Stated problem => Copy every line of the listing below word for word, keeping the original order and leaving nothing out.

A run of records =>
* * * * * * *

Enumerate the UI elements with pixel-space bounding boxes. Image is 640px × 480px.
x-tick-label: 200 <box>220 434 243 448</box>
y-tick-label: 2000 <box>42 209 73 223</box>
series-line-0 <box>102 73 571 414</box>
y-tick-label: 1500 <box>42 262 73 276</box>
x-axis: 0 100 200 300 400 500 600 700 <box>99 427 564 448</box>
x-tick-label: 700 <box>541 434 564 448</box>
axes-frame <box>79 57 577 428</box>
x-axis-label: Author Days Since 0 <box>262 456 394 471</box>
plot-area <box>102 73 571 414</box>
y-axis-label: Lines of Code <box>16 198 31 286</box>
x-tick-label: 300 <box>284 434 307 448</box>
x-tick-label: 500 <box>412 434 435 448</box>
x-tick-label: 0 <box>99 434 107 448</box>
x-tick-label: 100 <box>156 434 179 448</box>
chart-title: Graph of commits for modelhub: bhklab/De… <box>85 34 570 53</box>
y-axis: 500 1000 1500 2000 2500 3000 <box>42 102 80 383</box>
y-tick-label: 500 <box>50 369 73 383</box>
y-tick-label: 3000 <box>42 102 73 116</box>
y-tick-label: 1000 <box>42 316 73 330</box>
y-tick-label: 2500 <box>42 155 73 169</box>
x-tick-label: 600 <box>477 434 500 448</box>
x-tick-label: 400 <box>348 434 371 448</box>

* * * * * * *

Exercise solution =>
Enumerate the UI elements with pixel-space bounding boxes. Image is 640px × 480px.
x-tick-label: 200 <box>220 434 243 448</box>
y-tick-label: 2000 <box>42 209 73 223</box>
series-line-0 <box>102 73 571 414</box>
y-tick-label: 1500 <box>42 262 73 276</box>
x-axis: 0 100 200 300 400 500 600 700 <box>99 427 564 448</box>
x-tick-label: 700 <box>541 434 564 448</box>
axes-frame <box>79 57 577 428</box>
x-axis-label: Author Days Since 0 <box>262 456 394 471</box>
plot-area <box>102 73 571 414</box>
y-axis-label: Lines of Code <box>16 198 31 286</box>
x-tick-label: 300 <box>284 434 307 448</box>
x-tick-label: 500 <box>412 434 435 448</box>
x-tick-label: 0 <box>99 434 107 448</box>
x-tick-label: 100 <box>156 434 179 448</box>
chart-title: Graph of commits for modelhub: bhklab/De… <box>85 34 570 53</box>
y-axis: 500 1000 1500 2000 2500 3000 <box>42 102 80 383</box>
y-tick-label: 500 <box>50 369 73 383</box>
y-tick-label: 3000 <box>42 102 73 116</box>
y-tick-label: 1000 <box>42 316 73 330</box>
y-tick-label: 2500 <box>42 155 73 169</box>
x-tick-label: 600 <box>477 434 500 448</box>
x-tick-label: 400 <box>348 434 371 448</box>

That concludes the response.